What you should do:
Of the lines in the entries below, state how many hold the word "upper". Say nothing else.

Figure data in JSON:

----------

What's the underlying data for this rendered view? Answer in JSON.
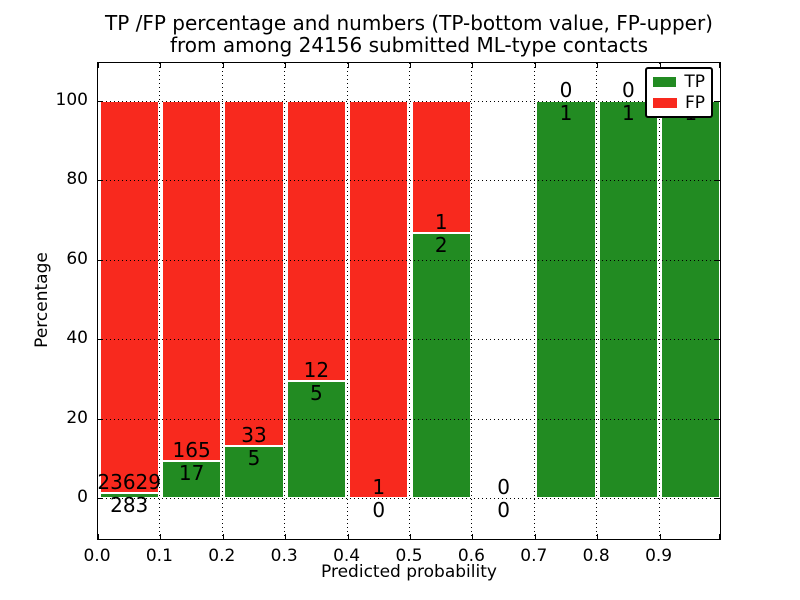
{
  "title": {
    "line1": "TP /FP percentage and numbers (TP-bottom value, FP-upper)",
    "line2": "from among 24156 submitted ML-type contacts"
  },
  "axes": {
    "xlabel": "Predicted probability",
    "ylabel": "Percentage",
    "x_tick_labels": [
      "0.0",
      "0.1",
      "0.2",
      "0.3",
      "0.4",
      "0.5",
      "0.6",
      "0.7",
      "0.8",
      "0.9"
    ],
    "y_tick_labels": [
      "0",
      "20",
      "40",
      "60",
      "80",
      "100"
    ],
    "y_tick_values": [
      0,
      20,
      40,
      60,
      80,
      100
    ]
  },
  "legend": {
    "items": [
      {
        "label": "TP",
        "color": "#228b22"
      },
      {
        "label": "FP",
        "color": "#f8291e"
      }
    ]
  },
  "chart_data": {
    "type": "bar",
    "stacked": true,
    "units": "percent",
    "title": "TP /FP percentage and numbers (TP-bottom value, FP-upper) from among 24156 submitted ML-type contacts",
    "xlabel": "Predicted probability",
    "ylabel": "Percentage",
    "total_contacts": 24156,
    "xlim": [
      0.0,
      1.0
    ],
    "ylim_display": [
      -10.9,
      109.4
    ],
    "grid": "dotted, both axes, drawn over bars horizontally",
    "legend_position": "upper right",
    "categories": [
      "0.0-0.1",
      "0.1-0.2",
      "0.2-0.3",
      "0.3-0.4",
      "0.4-0.5",
      "0.5-0.6",
      "0.6-0.7",
      "0.7-0.8",
      "0.8-0.9",
      "0.9-1.0"
    ],
    "series": [
      {
        "name": "TP",
        "color": "#228b22",
        "counts": [
          283,
          17,
          5,
          5,
          0,
          2,
          0,
          1,
          1,
          1
        ],
        "pct": [
          1.18,
          9.34,
          13.16,
          29.41,
          0,
          66.67,
          null,
          100,
          100,
          100
        ]
      },
      {
        "name": "FP",
        "color": "#f8291e",
        "counts": [
          23629,
          165,
          33,
          12,
          1,
          1,
          0,
          0,
          0,
          0
        ],
        "pct": [
          98.82,
          90.66,
          86.84,
          70.59,
          100,
          33.33,
          null,
          0,
          0,
          0
        ]
      }
    ],
    "empty_bins": [
      "0.6-0.7"
    ],
    "annotation_rule": "FP count printed just above top of TP (green) segment, TP count just below it"
  }
}
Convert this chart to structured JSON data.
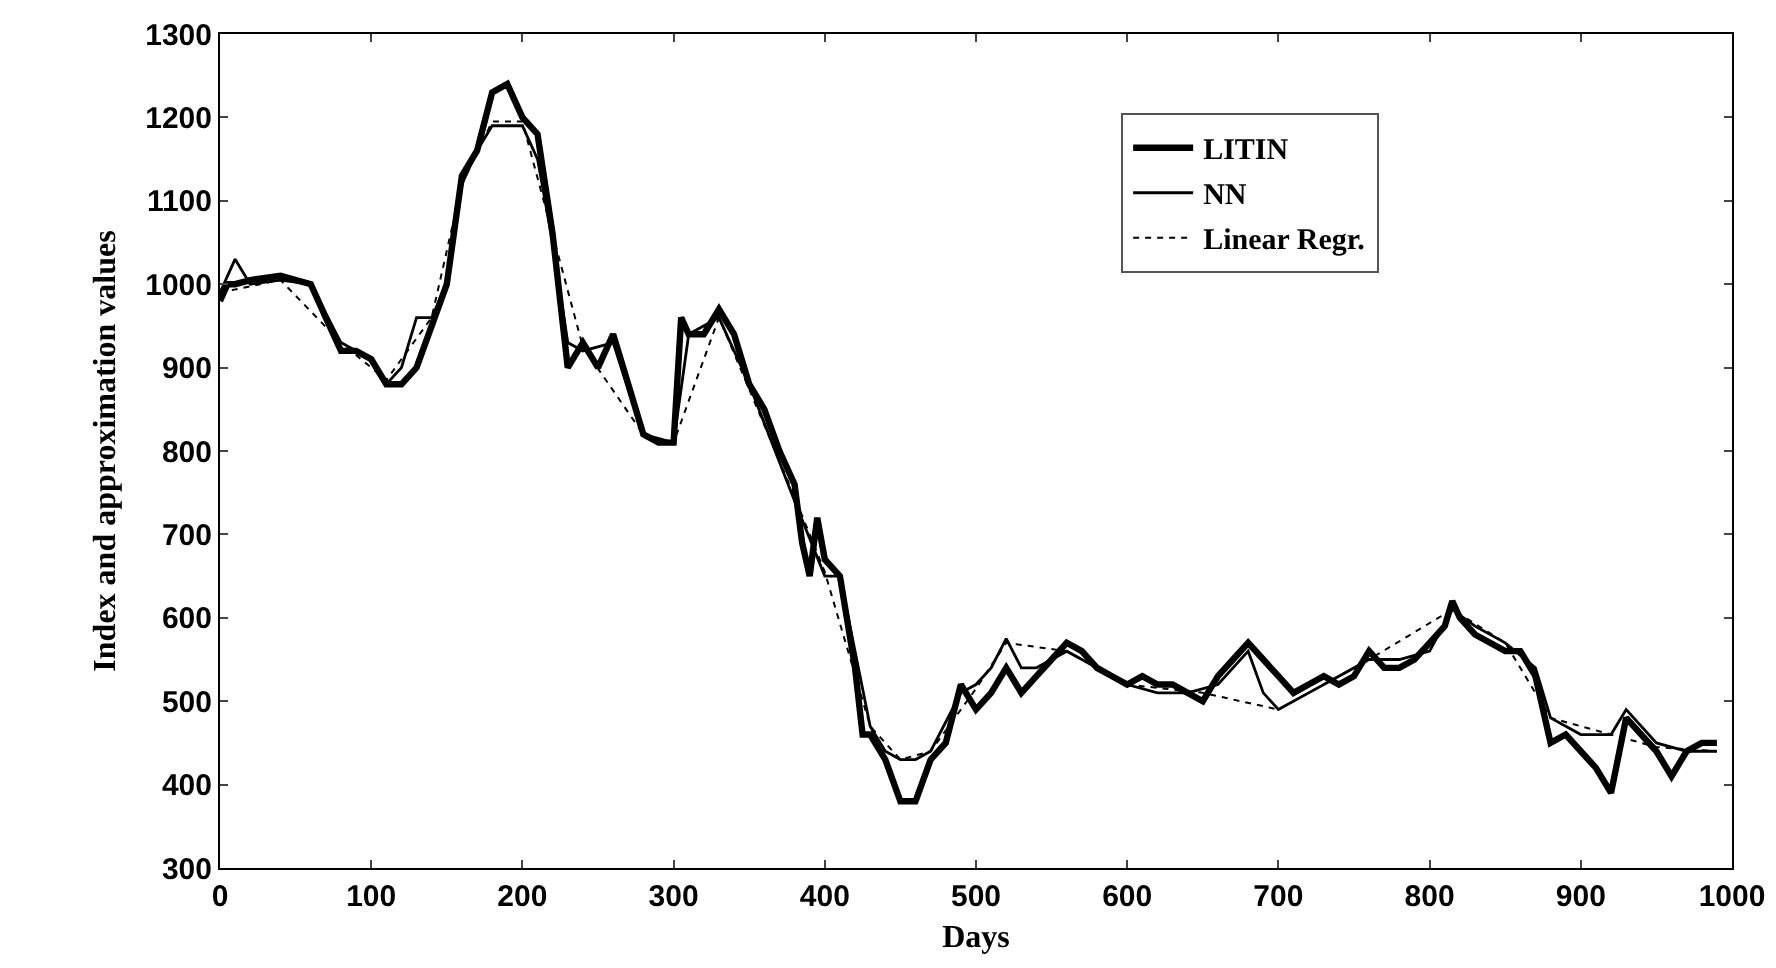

----------

Exercise output:
3